WHAT THE TASK REQUIRES:
The records below must be retyped exactly.

======== RECORDS TO PROCESS

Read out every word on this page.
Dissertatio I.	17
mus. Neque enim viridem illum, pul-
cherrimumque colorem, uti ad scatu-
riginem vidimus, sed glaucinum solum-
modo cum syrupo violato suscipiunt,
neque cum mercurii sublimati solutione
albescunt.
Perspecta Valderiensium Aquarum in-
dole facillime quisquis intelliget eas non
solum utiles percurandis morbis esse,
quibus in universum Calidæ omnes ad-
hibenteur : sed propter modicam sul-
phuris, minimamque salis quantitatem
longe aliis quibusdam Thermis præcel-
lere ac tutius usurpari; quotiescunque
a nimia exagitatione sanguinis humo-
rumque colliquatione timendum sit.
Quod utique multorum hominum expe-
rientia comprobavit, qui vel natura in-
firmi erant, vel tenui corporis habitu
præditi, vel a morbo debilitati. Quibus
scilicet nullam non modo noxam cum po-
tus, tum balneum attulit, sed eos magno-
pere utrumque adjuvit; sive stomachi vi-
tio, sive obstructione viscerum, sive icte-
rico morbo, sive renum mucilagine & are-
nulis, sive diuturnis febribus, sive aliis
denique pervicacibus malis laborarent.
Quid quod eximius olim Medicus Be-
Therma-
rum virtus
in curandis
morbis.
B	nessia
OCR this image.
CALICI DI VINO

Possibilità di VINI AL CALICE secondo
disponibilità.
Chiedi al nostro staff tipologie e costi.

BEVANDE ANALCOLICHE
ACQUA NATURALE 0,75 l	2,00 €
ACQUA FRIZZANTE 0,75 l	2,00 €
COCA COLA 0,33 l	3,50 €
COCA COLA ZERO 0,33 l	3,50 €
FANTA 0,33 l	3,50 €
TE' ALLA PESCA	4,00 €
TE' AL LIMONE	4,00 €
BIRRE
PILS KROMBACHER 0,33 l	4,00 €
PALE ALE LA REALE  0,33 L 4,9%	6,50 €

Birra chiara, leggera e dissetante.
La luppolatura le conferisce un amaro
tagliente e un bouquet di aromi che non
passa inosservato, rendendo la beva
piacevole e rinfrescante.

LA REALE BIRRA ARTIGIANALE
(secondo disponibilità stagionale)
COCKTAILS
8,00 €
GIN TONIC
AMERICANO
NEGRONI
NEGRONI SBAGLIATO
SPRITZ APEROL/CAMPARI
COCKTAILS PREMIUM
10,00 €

================

SOLUTION:
Read out every word on this page.
Dissertatio I.	17
mus. Neque enim viridem illum, pul-
cherrimumque colorem, uti ad scatu-
riginem vidimus, sed glaucinum solum-
modo cum syrupo violato suscipiunt,
neque cum mercurii sublimati solutione
albescunt.
Perspecta Valderiensium Aquarum in-
dole facillime quisquis intelliget eas non
solum utiles percurandis morbis esse,
quibus in universum Calidæ omnes ad-
hibenteur : sed propter modicam sul-
phuris, minimamque salis quantitatem
longe aliis quibusdam Thermis præcel-
lere ac tutius usurpari; quotiescunque
a nimia exagitatione sanguinis humo-
rumque colliquatione timendum sit.
Quod utique multorum hominum expe-
rientia comprobavit, qui vel natura in-
firmi erant, vel tenui corporis habitu
præditi, vel a morbo debilitati. Quibus
scilicet nullam non modo noxam cum po-
tus, tum balneum attulit, sed eos magno-
pere utrumque adjuvit; sive stomachi vi-
tio, sive obstructione viscerum, sive icte-
rico morbo, sive renum mucilagine & are-
nulis, sive diuturnis febribus, sive aliis
denique pervicacibus malis laborarent.
Quid quod eximius olim Medicus Be-
Therma-
rum virtus
in curandis
morbis.
B	nessia
OCR this image.
CALICI DI VINO

Possibilità di VINI AL CALICE secondo
disponibilità.
Chiedi al nostro staff tipologie e costi.

BEVANDE ANALCOLICHE
ACQUA NATURALE 0,75 l	2,00 €
ACQUA FRIZZANTE 0,75 l	2,00 €
COCA COLA 0,33 l	3,50 €
COCA COLA ZERO 0,33 l	3,50 €
FANTA 0,33 l	3,50 €
TE' ALLA PESCA	4,00 €
TE' AL LIMONE	4,00 €
BIRRE
PILS KROMBACHER 0,33 l	4,00 €
PALE ALE LA REALE  0,33 L 4,9%	6,50 €

Birra chiara, leggera e dissetante.
La luppolatura le conferisce un amaro
tagliente e un bouquet di aromi che non
passa inosservato, rendendo la beva
piacevole e rinfrescante.

LA REALE BIRRA ARTIGIANALE
(secondo disponibilità stagionale)
COCKTAILS
8,00 €
GIN TONIC
AMERICANO
NEGRONI
NEGRONI SBAGLIATO
SPRITZ APEROL/CAMPARI
COCKTAILS PREMIUM
10,00 €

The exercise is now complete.